-------- Dataset records --------

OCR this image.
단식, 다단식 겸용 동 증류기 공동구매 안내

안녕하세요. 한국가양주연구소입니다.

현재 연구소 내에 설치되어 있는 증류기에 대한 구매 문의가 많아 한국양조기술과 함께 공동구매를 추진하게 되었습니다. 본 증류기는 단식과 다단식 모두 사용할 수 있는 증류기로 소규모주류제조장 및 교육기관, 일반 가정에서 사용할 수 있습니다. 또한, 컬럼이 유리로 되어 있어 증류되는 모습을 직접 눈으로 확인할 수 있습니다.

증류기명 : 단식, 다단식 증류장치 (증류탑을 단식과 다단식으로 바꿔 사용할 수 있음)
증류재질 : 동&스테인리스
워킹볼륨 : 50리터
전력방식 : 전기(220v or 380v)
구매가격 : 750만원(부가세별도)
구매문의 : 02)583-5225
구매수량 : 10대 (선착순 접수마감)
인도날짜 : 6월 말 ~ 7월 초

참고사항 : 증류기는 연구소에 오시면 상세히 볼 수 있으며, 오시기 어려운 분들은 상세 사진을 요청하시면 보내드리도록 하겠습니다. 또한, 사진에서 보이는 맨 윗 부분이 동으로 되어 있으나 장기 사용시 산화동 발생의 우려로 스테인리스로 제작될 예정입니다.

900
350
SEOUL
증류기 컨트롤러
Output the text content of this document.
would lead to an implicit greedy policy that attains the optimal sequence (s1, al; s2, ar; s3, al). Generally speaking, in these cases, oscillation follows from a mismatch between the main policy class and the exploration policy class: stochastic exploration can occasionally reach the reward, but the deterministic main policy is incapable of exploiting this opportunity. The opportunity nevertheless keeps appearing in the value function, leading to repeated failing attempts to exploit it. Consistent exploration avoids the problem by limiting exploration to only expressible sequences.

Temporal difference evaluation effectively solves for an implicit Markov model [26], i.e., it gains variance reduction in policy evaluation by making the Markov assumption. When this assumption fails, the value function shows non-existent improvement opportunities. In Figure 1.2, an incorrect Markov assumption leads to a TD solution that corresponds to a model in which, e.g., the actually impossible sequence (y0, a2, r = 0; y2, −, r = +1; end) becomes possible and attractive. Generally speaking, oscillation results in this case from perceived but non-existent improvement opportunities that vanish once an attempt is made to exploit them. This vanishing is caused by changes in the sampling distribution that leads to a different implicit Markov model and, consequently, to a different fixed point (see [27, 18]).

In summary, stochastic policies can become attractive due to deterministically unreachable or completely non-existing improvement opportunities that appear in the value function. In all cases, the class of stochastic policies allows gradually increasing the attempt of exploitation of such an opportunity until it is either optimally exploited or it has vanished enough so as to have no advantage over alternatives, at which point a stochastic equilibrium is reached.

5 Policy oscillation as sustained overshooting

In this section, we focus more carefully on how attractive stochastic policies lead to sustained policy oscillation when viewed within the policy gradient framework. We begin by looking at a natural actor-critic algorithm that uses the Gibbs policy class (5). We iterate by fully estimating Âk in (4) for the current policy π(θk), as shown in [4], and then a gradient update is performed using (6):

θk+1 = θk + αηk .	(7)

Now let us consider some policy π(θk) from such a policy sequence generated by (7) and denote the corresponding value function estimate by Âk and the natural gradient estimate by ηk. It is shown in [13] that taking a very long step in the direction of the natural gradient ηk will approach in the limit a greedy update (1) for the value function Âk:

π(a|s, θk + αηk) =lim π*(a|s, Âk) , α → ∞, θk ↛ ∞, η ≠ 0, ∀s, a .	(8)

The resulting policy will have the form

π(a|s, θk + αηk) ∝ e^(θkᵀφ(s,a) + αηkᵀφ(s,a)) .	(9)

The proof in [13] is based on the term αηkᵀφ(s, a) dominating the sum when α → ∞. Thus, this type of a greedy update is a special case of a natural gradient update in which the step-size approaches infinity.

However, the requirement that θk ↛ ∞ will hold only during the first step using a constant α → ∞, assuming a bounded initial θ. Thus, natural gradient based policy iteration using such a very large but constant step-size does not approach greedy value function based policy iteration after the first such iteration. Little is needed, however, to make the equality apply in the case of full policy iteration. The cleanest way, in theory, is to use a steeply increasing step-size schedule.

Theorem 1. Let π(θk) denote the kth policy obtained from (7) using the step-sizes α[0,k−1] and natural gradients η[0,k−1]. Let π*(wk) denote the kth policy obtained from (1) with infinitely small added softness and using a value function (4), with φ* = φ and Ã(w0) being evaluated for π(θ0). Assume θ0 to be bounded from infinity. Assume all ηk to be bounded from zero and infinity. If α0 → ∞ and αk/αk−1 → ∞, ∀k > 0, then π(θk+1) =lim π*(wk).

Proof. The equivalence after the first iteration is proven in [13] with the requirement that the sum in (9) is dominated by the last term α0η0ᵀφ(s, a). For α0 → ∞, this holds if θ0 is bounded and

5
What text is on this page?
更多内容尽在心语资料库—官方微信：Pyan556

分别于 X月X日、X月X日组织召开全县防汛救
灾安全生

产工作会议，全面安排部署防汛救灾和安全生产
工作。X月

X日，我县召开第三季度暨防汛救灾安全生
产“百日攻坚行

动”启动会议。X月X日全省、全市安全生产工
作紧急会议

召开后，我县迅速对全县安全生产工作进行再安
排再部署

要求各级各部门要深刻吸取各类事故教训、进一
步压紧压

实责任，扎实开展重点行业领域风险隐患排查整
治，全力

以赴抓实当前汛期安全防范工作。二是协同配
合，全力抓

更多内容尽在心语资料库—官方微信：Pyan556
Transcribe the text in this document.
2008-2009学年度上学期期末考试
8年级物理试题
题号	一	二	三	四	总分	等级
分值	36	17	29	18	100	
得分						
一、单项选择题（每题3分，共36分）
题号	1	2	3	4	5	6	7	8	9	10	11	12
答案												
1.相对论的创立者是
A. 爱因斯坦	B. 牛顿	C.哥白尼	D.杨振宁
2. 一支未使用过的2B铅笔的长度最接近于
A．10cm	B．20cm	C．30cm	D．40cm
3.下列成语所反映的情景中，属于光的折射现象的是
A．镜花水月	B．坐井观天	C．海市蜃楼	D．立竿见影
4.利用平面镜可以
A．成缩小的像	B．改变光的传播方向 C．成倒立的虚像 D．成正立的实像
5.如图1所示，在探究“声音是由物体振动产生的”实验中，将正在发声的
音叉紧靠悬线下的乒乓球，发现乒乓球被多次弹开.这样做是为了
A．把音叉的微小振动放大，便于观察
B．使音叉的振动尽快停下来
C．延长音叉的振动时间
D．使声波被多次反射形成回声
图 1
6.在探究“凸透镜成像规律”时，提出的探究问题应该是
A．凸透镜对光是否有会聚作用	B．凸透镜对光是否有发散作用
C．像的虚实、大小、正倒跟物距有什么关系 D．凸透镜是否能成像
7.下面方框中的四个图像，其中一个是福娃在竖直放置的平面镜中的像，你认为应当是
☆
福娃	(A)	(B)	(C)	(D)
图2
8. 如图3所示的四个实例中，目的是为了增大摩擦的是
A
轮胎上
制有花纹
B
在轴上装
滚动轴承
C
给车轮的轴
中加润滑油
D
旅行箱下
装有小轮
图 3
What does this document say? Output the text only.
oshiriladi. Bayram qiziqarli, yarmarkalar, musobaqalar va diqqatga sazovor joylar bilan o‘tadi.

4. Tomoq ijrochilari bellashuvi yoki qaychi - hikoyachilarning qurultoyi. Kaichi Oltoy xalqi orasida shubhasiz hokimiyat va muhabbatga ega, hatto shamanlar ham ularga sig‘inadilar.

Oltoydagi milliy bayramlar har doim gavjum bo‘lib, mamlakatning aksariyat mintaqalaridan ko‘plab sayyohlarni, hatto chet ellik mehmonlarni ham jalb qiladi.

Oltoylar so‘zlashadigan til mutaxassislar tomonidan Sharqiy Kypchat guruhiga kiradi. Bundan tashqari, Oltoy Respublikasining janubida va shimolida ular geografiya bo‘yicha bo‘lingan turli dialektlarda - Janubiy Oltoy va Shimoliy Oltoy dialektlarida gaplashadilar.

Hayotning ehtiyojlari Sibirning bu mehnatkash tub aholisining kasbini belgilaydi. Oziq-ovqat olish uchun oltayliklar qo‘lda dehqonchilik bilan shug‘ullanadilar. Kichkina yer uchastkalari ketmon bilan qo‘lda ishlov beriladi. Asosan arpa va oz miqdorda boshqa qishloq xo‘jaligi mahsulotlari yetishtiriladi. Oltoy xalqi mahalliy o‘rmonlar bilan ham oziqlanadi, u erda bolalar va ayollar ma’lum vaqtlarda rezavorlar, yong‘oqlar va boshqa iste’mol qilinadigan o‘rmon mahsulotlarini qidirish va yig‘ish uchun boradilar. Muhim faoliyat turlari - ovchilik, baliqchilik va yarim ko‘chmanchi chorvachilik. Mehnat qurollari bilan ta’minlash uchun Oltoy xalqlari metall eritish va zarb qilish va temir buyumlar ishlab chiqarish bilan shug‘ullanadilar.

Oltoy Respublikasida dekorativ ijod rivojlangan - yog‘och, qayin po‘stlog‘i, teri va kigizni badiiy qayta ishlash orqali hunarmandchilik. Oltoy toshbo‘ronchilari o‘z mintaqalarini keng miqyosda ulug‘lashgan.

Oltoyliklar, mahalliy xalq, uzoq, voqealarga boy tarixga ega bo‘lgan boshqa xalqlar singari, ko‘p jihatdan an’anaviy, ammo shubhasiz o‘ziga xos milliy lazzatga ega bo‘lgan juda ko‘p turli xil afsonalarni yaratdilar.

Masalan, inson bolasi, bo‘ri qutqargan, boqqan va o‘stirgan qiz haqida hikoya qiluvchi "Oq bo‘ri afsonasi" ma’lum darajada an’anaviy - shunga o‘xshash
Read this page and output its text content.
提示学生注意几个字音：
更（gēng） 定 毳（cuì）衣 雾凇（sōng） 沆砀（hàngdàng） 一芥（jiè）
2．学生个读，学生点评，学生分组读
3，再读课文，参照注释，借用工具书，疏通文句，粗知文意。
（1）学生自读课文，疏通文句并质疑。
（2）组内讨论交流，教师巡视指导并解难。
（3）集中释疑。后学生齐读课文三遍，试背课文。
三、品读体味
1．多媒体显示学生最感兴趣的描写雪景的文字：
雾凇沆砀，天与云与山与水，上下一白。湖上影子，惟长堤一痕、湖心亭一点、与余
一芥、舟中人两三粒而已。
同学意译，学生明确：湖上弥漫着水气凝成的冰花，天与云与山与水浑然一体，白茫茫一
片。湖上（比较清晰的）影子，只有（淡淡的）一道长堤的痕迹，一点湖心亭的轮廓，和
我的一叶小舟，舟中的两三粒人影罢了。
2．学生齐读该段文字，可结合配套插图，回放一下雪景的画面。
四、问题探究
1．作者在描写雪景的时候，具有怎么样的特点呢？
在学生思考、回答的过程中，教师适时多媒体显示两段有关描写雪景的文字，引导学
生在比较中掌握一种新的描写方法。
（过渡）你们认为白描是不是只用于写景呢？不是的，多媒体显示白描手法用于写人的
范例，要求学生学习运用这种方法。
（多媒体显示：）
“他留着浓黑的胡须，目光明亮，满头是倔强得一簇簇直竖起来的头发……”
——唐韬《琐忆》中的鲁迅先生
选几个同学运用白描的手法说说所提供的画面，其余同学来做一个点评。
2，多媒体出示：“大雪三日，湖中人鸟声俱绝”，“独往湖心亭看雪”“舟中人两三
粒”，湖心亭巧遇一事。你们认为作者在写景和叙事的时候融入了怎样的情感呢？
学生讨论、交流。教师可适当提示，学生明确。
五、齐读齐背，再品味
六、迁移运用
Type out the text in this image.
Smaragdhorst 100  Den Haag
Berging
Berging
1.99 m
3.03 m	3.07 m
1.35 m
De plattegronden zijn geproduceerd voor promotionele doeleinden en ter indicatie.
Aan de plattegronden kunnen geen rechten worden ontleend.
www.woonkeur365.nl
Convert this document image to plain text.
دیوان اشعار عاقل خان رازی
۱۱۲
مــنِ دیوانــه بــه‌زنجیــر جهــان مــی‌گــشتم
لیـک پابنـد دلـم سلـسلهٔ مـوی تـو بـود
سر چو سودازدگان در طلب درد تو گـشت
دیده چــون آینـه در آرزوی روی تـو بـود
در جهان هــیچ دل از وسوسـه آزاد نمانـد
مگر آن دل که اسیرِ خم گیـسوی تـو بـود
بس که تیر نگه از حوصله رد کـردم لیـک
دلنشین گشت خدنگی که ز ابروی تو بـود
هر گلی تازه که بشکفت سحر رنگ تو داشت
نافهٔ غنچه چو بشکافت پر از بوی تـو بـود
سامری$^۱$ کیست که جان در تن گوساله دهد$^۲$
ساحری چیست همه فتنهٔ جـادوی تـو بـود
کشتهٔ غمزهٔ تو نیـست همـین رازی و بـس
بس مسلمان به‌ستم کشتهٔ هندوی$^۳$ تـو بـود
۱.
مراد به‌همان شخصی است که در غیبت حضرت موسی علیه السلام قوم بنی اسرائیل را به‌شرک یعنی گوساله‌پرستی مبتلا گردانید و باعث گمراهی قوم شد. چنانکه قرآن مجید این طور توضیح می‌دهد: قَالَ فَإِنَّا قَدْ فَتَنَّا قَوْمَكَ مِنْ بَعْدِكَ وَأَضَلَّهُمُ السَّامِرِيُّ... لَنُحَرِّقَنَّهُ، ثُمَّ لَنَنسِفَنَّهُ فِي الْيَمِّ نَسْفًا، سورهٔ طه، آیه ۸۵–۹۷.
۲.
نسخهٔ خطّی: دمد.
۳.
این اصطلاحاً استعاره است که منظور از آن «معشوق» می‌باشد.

--------

* **Problem to solve**: Find every line that holds "will" and copy it.

* **The reply**:
Now let us consider some policy π(θk) from such a policy sequence generated by (7) and denote the corresponding value function estimate by Âk and the natural gradient estimate by ηk. It is shown in [13] that taking a very long step in the direction of the natural gradient ηk will approach in the limit a greedy update (1) for the value function Âk:
The resulting policy will have the form
However, the requirement that θk ↛ ∞ will hold only during the first step using a constant α → ∞, assuming a bounded initial θ. Thus, natural gradient based policy iteration using such a very large but constant step-size does not approach greedy value function based policy iteration after the first such iteration. Little is needed, however, to make the equality apply in the case of full policy iteration. The cleanest way, in theory, is to use a steeply increasing step-size schedule.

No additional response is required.